## EXTRACTED RECORDS
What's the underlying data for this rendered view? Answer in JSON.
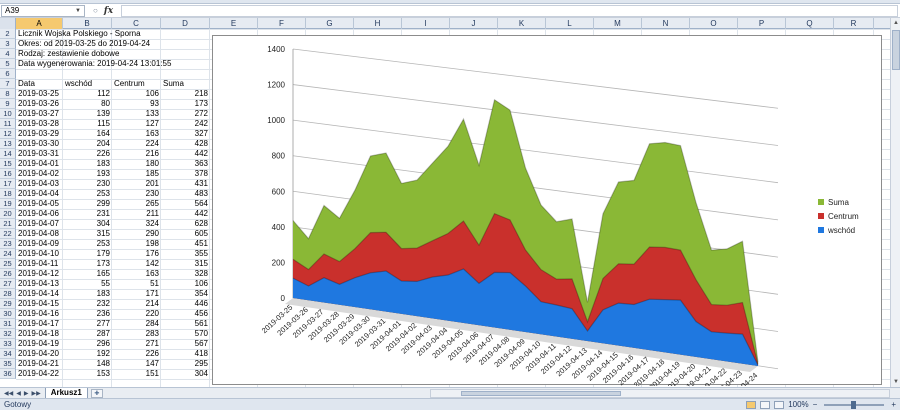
{
  "name_box": "A39",
  "fx": "fx",
  "columns": [
    "A",
    "B",
    "C",
    "D",
    "E",
    "F",
    "G",
    "H",
    "I",
    "J",
    "K",
    "L",
    "M",
    "N",
    "O",
    "P",
    "Q",
    "R"
  ],
  "active_column": "A",
  "rows": [
    "2",
    "3",
    "4",
    "5",
    "6",
    "7",
    "8",
    "9",
    "10",
    "11",
    "12",
    "13",
    "14",
    "15",
    "16",
    "17",
    "18",
    "19",
    "20",
    "21",
    "22",
    "23",
    "24",
    "25",
    "26",
    "27",
    "28",
    "29",
    "30",
    "31",
    "32",
    "33",
    "34",
    "35",
    "36"
  ],
  "info": [
    "Licznik Wojska Polskiego - Sporna",
    "Okres: od 2019-03-25 do 2019-04-24",
    "Rodzaj: zestawienie dobowe",
    "Data wygenerowania: 2019-04-24 13:01:55"
  ],
  "table_headers": [
    "Data",
    "wschód",
    "Centrum",
    "Suma"
  ],
  "table_rows": [
    [
      "2019-03-25",
      "112",
      "106",
      "218"
    ],
    [
      "2019-03-26",
      "80",
      "93",
      "173"
    ],
    [
      "2019-03-27",
      "139",
      "133",
      "272"
    ],
    [
      "2019-03-28",
      "115",
      "127",
      "242"
    ],
    [
      "2019-03-29",
      "164",
      "163",
      "327"
    ],
    [
      "2019-03-30",
      "204",
      "224",
      "428"
    ],
    [
      "2019-03-31",
      "226",
      "216",
      "442"
    ],
    [
      "2019-04-01",
      "183",
      "180",
      "363"
    ],
    [
      "2019-04-02",
      "193",
      "185",
      "378"
    ],
    [
      "2019-04-03",
      "230",
      "201",
      "431"
    ],
    [
      "2019-04-04",
      "253",
      "230",
      "483"
    ],
    [
      "2019-04-05",
      "299",
      "265",
      "564"
    ],
    [
      "2019-04-06",
      "231",
      "211",
      "442"
    ],
    [
      "2019-04-07",
      "304",
      "324",
      "628"
    ],
    [
      "2019-04-08",
      "315",
      "290",
      "605"
    ],
    [
      "2019-04-09",
      "253",
      "198",
      "451"
    ],
    [
      "2019-04-10",
      "179",
      "176",
      "355"
    ],
    [
      "2019-04-11",
      "173",
      "142",
      "315"
    ],
    [
      "2019-04-12",
      "165",
      "163",
      "328"
    ],
    [
      "2019-04-13",
      "55",
      "51",
      "106"
    ],
    [
      "2019-04-14",
      "183",
      "171",
      "354"
    ],
    [
      "2019-04-15",
      "232",
      "214",
      "446"
    ],
    [
      "2019-04-16",
      "236",
      "220",
      "456"
    ],
    [
      "2019-04-17",
      "277",
      "284",
      "561"
    ],
    [
      "2019-04-18",
      "287",
      "283",
      "570"
    ],
    [
      "2019-04-19",
      "296",
      "271",
      "567"
    ],
    [
      "2019-04-20",
      "192",
      "226",
      "418"
    ],
    [
      "2019-04-21",
      "148",
      "147",
      "295"
    ],
    [
      "2019-04-22",
      "153",
      "151",
      "304"
    ]
  ],
  "chart_data": {
    "type": "area",
    "stacked": true,
    "perspective_3d": true,
    "title": "",
    "x": [
      "2019-03-25",
      "2019-03-26",
      "2019-03-27",
      "2019-03-28",
      "2019-03-29",
      "2019-03-30",
      "2019-03-31",
      "2019-04-01",
      "2019-04-02",
      "2019-04-03",
      "2019-04-04",
      "2019-04-05",
      "2019-04-06",
      "2019-04-07",
      "2019-04-08",
      "2019-04-09",
      "2019-04-10",
      "2019-04-11",
      "2019-04-12",
      "2019-04-13",
      "2019-04-14",
      "2019-04-15",
      "2019-04-16",
      "2019-04-17",
      "2019-04-18",
      "2019-04-19",
      "2019-04-20",
      "2019-04-21",
      "2019-04-22",
      "2019-04-23",
      "2019-04-24"
    ],
    "x_tick_labels": [
      "2019-03-25",
      "2019-03-26",
      "2019-03-27",
      "2019-03-28",
      "2019-03-29",
      "2019-03-30",
      "2019-03-31",
      "2019-04-01",
      "2019-04-02",
      "2019-04-03",
      "2019-04-04",
      "2019-04-05",
      "2019-04-06",
      "2019-04-07",
      "2019-04-08",
      "2019-04-09",
      "2019-04-10",
      "2019-04-11",
      "2019-04-12",
      "2019-04-13",
      "2019-04-14",
      "2019-04-15",
      "2019-04-16",
      "2019-04-17",
      "2019-04-18",
      "2019-04-19",
      "2019-04-20",
      "2019-04-21",
      "2019-04-22",
      "2019-04-23",
      "2019-04-24"
    ],
    "series": [
      {
        "name": "wschód",
        "color": "#1f78e0",
        "values": [
          112,
          80,
          139,
          115,
          164,
          204,
          226,
          183,
          193,
          230,
          253,
          299,
          231,
          304,
          315,
          253,
          179,
          173,
          165,
          55,
          183,
          232,
          236,
          277,
          287,
          296,
          192,
          148,
          153,
          160,
          5
        ]
      },
      {
        "name": "Centrum",
        "color": "#c9302c",
        "values": [
          106,
          93,
          133,
          127,
          163,
          224,
          216,
          180,
          185,
          201,
          230,
          265,
          211,
          324,
          290,
          198,
          176,
          142,
          163,
          51,
          171,
          214,
          220,
          284,
          283,
          271,
          226,
          147,
          151,
          170,
          5
        ]
      },
      {
        "name": "Suma",
        "color": "#8ab836",
        "values": [
          218,
          173,
          272,
          242,
          327,
          428,
          442,
          363,
          378,
          431,
          483,
          564,
          442,
          628,
          605,
          451,
          355,
          315,
          328,
          106,
          354,
          446,
          456,
          561,
          570,
          567,
          418,
          295,
          304,
          330,
          10
        ]
      }
    ],
    "yticks": [
      "0",
      "200",
      "400",
      "600",
      "800",
      "1000",
      "1200",
      "1400"
    ],
    "ylim": [
      0,
      1400
    ],
    "grid": true,
    "legend_position": "right",
    "legend_order": [
      "Suma",
      "Centrum",
      "wschód"
    ]
  },
  "sheet_tab": "Arkusz1",
  "status_left": "Gotowy",
  "zoom": "100%"
}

## PROBLEM STATEMENT
Find the lines above that contain the word "color" and collect them.

## FINAL ANSWER
        "color": "#1f78e0",
        "color": "#c9302c",
        "color": "#8ab836",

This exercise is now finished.